* Begin Supplied data *
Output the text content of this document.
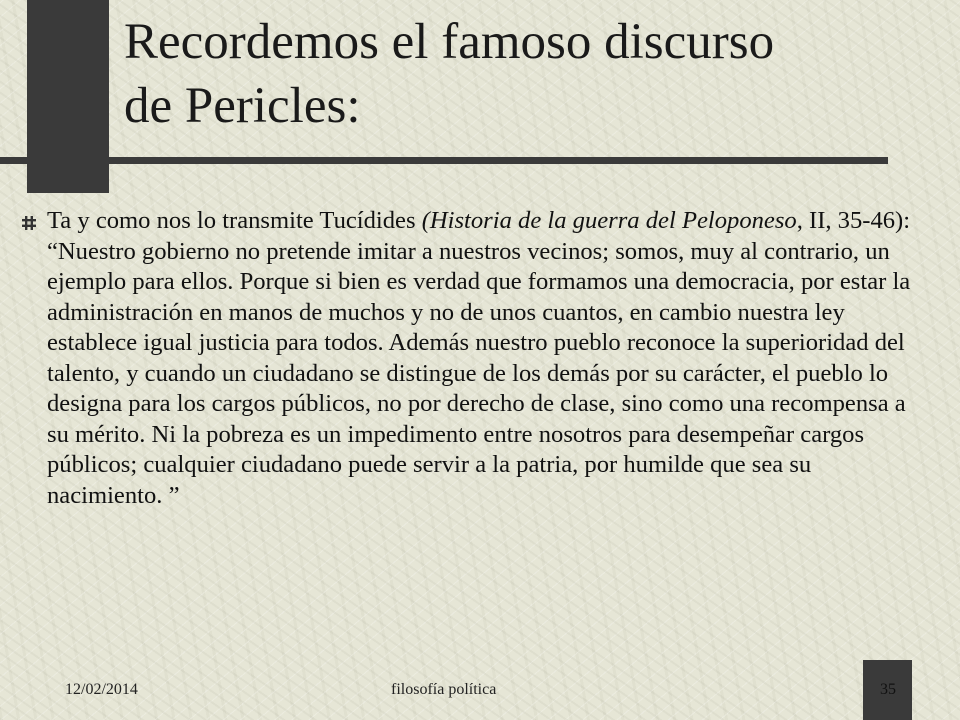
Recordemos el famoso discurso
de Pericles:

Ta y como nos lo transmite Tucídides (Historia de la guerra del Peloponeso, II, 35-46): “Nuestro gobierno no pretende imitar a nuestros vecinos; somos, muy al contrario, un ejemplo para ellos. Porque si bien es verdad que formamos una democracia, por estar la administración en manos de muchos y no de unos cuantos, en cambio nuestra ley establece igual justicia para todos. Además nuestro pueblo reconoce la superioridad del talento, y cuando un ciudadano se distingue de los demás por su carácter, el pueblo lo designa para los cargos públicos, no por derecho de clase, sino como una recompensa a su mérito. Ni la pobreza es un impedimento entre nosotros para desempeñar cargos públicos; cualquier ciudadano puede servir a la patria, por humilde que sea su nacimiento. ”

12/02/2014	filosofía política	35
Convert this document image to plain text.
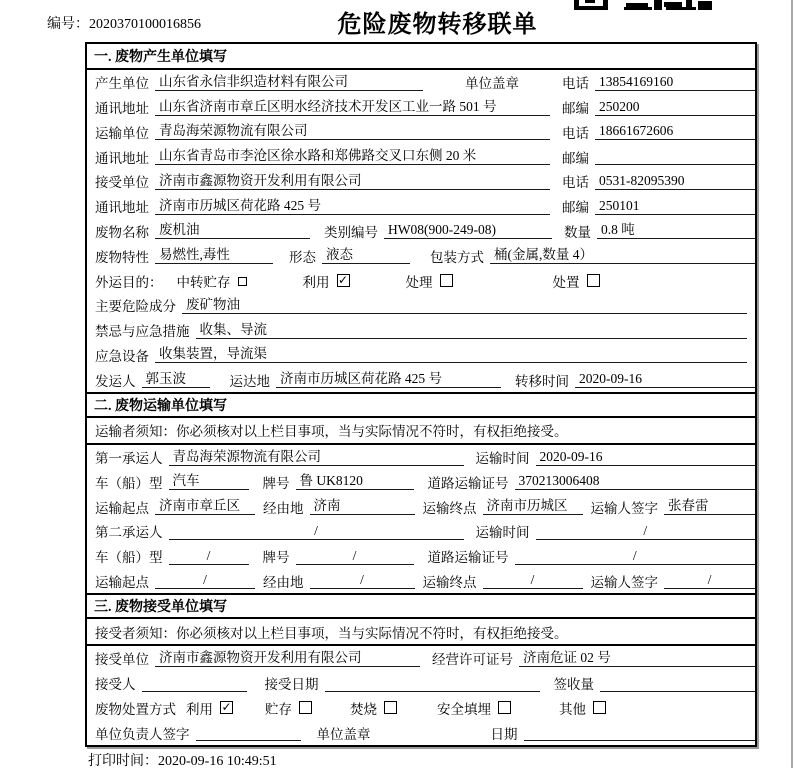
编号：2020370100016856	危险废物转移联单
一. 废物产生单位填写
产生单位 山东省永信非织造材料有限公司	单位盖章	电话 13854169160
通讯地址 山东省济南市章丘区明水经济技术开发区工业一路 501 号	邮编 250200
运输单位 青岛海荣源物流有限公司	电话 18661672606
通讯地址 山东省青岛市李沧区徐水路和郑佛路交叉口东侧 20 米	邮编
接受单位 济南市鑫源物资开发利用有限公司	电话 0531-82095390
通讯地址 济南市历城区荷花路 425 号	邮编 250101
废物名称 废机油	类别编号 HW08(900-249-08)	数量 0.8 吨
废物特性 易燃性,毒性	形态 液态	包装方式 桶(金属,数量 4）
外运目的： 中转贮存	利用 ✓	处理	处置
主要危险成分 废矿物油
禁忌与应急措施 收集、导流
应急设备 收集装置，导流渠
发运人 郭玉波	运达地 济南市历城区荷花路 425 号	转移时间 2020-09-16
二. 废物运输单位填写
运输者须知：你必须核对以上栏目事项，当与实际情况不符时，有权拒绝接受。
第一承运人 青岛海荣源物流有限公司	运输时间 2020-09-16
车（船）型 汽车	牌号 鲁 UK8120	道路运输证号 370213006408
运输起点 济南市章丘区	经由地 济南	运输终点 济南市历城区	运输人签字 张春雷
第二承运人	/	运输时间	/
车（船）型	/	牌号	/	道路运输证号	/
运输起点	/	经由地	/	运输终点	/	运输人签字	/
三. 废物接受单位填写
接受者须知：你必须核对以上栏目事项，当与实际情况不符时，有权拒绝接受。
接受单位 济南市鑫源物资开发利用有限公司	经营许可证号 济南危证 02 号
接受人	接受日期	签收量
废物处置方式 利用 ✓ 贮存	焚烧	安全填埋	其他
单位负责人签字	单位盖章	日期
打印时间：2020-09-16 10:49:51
* End Supplied data *
Task details
Out of the material above, select every line that holds the string "通讯地址".

Answer
通讯地址 山东省济南市章丘区明水经济技术开发区工业一路 501 号	邮编 250200
通讯地址 山东省青岛市李沧区徐水路和郑佛路交叉口东侧 20 米	邮编
通讯地址 济南市历城区荷花路 425 号	邮编 250101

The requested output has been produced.